To be done »
Each entry below must be repeated word for word.

Data »
-- begin --
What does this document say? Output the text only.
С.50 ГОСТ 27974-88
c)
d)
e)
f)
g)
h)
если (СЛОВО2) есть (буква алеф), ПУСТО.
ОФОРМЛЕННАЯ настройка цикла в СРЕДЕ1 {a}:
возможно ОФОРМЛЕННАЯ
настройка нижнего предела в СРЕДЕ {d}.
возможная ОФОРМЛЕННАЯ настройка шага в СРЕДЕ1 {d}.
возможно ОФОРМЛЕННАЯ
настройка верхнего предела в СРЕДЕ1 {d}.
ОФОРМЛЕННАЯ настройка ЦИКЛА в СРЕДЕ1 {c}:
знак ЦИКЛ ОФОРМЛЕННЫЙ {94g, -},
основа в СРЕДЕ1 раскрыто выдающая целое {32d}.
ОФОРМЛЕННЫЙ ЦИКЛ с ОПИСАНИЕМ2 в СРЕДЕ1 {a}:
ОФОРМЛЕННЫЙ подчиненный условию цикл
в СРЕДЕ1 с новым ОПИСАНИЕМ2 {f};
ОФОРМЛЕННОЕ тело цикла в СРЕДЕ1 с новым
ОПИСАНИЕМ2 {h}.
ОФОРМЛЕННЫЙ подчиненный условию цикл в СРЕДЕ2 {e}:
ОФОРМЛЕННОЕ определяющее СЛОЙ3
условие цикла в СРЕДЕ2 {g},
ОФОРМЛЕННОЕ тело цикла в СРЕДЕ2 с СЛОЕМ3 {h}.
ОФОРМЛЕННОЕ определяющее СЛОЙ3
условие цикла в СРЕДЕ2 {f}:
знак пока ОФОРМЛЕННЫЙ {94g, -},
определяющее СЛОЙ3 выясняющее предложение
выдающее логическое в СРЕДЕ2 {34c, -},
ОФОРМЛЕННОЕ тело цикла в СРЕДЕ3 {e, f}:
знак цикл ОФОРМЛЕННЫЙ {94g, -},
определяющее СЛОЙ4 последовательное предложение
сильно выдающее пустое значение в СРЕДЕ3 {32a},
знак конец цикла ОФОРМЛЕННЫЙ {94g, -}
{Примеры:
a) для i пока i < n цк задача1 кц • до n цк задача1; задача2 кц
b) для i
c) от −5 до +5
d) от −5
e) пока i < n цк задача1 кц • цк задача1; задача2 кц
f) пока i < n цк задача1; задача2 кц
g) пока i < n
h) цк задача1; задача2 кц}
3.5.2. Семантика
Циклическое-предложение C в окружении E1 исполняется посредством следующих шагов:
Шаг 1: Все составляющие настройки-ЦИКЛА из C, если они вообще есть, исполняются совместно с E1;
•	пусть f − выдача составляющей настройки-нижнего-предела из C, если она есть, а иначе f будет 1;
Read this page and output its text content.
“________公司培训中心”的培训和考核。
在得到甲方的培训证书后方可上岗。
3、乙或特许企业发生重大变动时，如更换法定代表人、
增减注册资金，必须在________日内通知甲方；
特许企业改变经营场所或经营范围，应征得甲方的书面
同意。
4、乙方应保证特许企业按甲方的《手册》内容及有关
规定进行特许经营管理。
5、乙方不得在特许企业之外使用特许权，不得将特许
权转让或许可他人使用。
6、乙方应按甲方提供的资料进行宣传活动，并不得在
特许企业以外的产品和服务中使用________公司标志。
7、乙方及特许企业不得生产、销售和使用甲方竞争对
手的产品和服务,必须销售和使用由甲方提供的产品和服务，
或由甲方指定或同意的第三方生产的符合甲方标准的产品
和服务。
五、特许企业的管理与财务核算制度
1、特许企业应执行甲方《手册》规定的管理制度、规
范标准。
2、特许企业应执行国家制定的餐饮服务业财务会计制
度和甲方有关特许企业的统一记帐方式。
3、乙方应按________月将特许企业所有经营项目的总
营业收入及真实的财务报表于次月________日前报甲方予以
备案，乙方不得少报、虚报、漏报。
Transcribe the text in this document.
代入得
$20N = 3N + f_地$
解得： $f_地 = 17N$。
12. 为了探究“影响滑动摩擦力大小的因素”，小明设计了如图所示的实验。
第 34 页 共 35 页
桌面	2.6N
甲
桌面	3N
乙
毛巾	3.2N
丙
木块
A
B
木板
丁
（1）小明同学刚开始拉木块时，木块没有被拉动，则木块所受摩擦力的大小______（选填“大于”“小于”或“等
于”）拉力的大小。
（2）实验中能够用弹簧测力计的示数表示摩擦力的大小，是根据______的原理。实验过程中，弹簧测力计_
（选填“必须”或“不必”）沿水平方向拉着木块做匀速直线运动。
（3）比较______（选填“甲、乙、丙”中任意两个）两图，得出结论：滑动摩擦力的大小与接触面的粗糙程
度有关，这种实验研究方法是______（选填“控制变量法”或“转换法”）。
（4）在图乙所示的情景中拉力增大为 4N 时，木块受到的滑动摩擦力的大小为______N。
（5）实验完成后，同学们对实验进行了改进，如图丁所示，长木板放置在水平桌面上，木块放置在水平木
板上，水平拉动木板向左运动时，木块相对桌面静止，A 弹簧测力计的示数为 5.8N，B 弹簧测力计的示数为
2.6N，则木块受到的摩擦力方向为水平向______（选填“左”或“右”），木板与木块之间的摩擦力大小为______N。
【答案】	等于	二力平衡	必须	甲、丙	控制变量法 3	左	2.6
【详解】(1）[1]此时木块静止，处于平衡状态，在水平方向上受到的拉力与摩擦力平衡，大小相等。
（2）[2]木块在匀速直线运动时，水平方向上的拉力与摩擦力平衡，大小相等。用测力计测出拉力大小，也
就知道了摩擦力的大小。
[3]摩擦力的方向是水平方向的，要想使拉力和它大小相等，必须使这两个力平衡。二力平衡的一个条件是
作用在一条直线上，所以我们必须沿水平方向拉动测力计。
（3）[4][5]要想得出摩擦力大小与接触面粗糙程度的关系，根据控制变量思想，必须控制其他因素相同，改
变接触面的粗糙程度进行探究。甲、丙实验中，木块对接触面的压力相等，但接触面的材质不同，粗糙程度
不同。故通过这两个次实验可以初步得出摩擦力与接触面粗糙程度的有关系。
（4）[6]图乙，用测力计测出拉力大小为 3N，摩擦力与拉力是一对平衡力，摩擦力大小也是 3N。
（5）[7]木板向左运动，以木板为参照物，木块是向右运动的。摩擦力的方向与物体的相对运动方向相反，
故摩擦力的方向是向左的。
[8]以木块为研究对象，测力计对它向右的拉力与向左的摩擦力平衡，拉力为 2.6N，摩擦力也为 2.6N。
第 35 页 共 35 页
-- end --
Correct response »
What does this document say? Output the text only.
С.50 ГОСТ 27974-88
c)
d)
e)
f)
g)
h)
если (СЛОВО2) есть (буква алеф), ПУСТО.
ОФОРМЛЕННАЯ настройка цикла в СРЕДЕ1 {a}:
возможно ОФОРМЛЕННАЯ
настройка нижнего предела в СРЕДЕ {d}.
возможная ОФОРМЛЕННАЯ настройка шага в СРЕДЕ1 {d}.
возможно ОФОРМЛЕННАЯ
настройка верхнего предела в СРЕДЕ1 {d}.
ОФОРМЛЕННАЯ настройка ЦИКЛА в СРЕДЕ1 {c}:
знак ЦИКЛ ОФОРМЛЕННЫЙ {94g, -},
основа в СРЕДЕ1 раскрыто выдающая целое {32d}.
ОФОРМЛЕННЫЙ ЦИКЛ с ОПИСАНИЕМ2 в СРЕДЕ1 {a}:
ОФОРМЛЕННЫЙ подчиненный условию цикл
в СРЕДЕ1 с новым ОПИСАНИЕМ2 {f};
ОФОРМЛЕННОЕ тело цикла в СРЕДЕ1 с новым
ОПИСАНИЕМ2 {h}.
ОФОРМЛЕННЫЙ подчиненный условию цикл в СРЕДЕ2 {e}:
ОФОРМЛЕННОЕ определяющее СЛОЙ3
условие цикла в СРЕДЕ2 {g},
ОФОРМЛЕННОЕ тело цикла в СРЕДЕ2 с СЛОЕМ3 {h}.
ОФОРМЛЕННОЕ определяющее СЛОЙ3
условие цикла в СРЕДЕ2 {f}:
знак пока ОФОРМЛЕННЫЙ {94g, -},
определяющее СЛОЙ3 выясняющее предложение
выдающее логическое в СРЕДЕ2 {34c, -},
ОФОРМЛЕННОЕ тело цикла в СРЕДЕ3 {e, f}:
знак цикл ОФОРМЛЕННЫЙ {94g, -},
определяющее СЛОЙ4 последовательное предложение
сильно выдающее пустое значение в СРЕДЕ3 {32a},
знак конец цикла ОФОРМЛЕННЫЙ {94g, -}
{Примеры:
a) для i пока i < n цк задача1 кц • до n цк задача1; задача2 кц
b) для i
c) от −5 до +5
d) от −5
e) пока i < n цк задача1 кц • цк задача1; задача2 кц
f) пока i < n цк задача1; задача2 кц
g) пока i < n
h) цк задача1; задача2 кц}
3.5.2. Семантика
Циклическое-предложение C в окружении E1 исполняется посредством следующих шагов:
Шаг 1: Все составляющие настройки-ЦИКЛА из C, если они вообще есть, исполняются совместно с E1;
•	пусть f − выдача составляющей настройки-нижнего-предела из C, если она есть, а иначе f будет 1;
Read this page and output its text content.
“________公司培训中心”的培训和考核。
在得到甲方的培训证书后方可上岗。
3、乙或特许企业发生重大变动时，如更换法定代表人、
增减注册资金，必须在________日内通知甲方；
特许企业改变经营场所或经营范围，应征得甲方的书面
同意。
4、乙方应保证特许企业按甲方的《手册》内容及有关
规定进行特许经营管理。
5、乙方不得在特许企业之外使用特许权，不得将特许
权转让或许可他人使用。
6、乙方应按甲方提供的资料进行宣传活动，并不得在
特许企业以外的产品和服务中使用________公司标志。
7、乙方及特许企业不得生产、销售和使用甲方竞争对
手的产品和服务,必须销售和使用由甲方提供的产品和服务，
或由甲方指定或同意的第三方生产的符合甲方标准的产品
和服务。
五、特许企业的管理与财务核算制度
1、特许企业应执行甲方《手册》规定的管理制度、规
范标准。
2、特许企业应执行国家制定的餐饮服务业财务会计制
度和甲方有关特许企业的统一记帐方式。
3、乙方应按________月将特许企业所有经营项目的总
营业收入及真实的财务报表于次月________日前报甲方予以
备案，乙方不得少报、虚报、漏报。
Transcribe the text in this document.
代入得
$20N = 3N + f_地$
解得： $f_地 = 17N$。
12. 为了探究“影响滑动摩擦力大小的因素”，小明设计了如图所示的实验。
第 34 页 共 35 页
桌面	2.6N
甲
桌面	3N
乙
毛巾	3.2N
丙
木块
A
B
木板
丁
（1）小明同学刚开始拉木块时，木块没有被拉动，则木块所受摩擦力的大小______（选填“大于”“小于”或“等
于”）拉力的大小。
（2）实验中能够用弹簧测力计的示数表示摩擦力的大小，是根据______的原理。实验过程中，弹簧测力计_
（选填“必须”或“不必”）沿水平方向拉着木块做匀速直线运动。
（3）比较______（选填“甲、乙、丙”中任意两个）两图，得出结论：滑动摩擦力的大小与接触面的粗糙程
度有关，这种实验研究方法是______（选填“控制变量法”或“转换法”）。
（4）在图乙所示的情景中拉力增大为 4N 时，木块受到的滑动摩擦力的大小为______N。
（5）实验完成后，同学们对实验进行了改进，如图丁所示，长木板放置在水平桌面上，木块放置在水平木
板上，水平拉动木板向左运动时，木块相对桌面静止，A 弹簧测力计的示数为 5.8N，B 弹簧测力计的示数为
2.6N，则木块受到的摩擦力方向为水平向______（选填“左”或“右”），木板与木块之间的摩擦力大小为______N。
【答案】	等于	二力平衡	必须	甲、丙	控制变量法 3	左	2.6
【详解】(1）[1]此时木块静止，处于平衡状态，在水平方向上受到的拉力与摩擦力平衡，大小相等。
（2）[2]木块在匀速直线运动时，水平方向上的拉力与摩擦力平衡，大小相等。用测力计测出拉力大小，也
就知道了摩擦力的大小。
[3]摩擦力的方向是水平方向的，要想使拉力和它大小相等，必须使这两个力平衡。二力平衡的一个条件是
作用在一条直线上，所以我们必须沿水平方向拉动测力计。
（3）[4][5]要想得出摩擦力大小与接触面粗糙程度的关系，根据控制变量思想，必须控制其他因素相同，改
变接触面的粗糙程度进行探究。甲、丙实验中，木块对接触面的压力相等，但接触面的材质不同，粗糙程度
不同。故通过这两个次实验可以初步得出摩擦力与接触面粗糙程度的有关系。
（4）[6]图乙，用测力计测出拉力大小为 3N，摩擦力与拉力是一对平衡力，摩擦力大小也是 3N。
（5）[7]木板向左运动，以木板为参照物，木块是向右运动的。摩擦力的方向与物体的相对运动方向相反，
故摩擦力的方向是向左的。
[8]以木块为研究对象，测力计对它向右的拉力与向左的摩擦力平衡，拉力为 2.6N，摩擦力也为 2.6N。
第 35 页 共 35 页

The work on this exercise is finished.